• _DATA IN THIS EXERCISE_
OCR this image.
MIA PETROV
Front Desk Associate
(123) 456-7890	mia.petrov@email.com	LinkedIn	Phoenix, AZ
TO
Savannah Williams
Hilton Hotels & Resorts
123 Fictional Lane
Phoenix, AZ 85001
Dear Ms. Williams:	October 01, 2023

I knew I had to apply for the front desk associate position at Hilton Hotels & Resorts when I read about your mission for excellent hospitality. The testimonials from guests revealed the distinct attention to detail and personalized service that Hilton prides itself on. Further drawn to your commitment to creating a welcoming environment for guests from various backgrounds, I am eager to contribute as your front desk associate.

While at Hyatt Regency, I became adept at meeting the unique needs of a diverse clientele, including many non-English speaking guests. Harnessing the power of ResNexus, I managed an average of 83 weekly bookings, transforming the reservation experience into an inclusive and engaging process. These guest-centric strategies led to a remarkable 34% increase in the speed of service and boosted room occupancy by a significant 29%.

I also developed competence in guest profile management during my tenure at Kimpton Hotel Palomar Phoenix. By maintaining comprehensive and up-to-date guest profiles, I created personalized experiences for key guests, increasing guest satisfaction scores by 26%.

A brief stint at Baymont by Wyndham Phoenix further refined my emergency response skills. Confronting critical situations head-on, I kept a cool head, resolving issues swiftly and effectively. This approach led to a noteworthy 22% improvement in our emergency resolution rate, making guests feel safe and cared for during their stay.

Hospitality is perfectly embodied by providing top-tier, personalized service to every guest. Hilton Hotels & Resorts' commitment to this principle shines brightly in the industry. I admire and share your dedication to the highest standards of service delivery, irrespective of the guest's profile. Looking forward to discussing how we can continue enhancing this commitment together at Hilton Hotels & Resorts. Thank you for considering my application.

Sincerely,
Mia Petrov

• _STATED GOAL_
Isolate the lines that hold the word "Williams" and copy all of them.

• _OUTPUT OF THE TASK_
Savannah Williams
Dear Ms. Williams:	October 01, 2023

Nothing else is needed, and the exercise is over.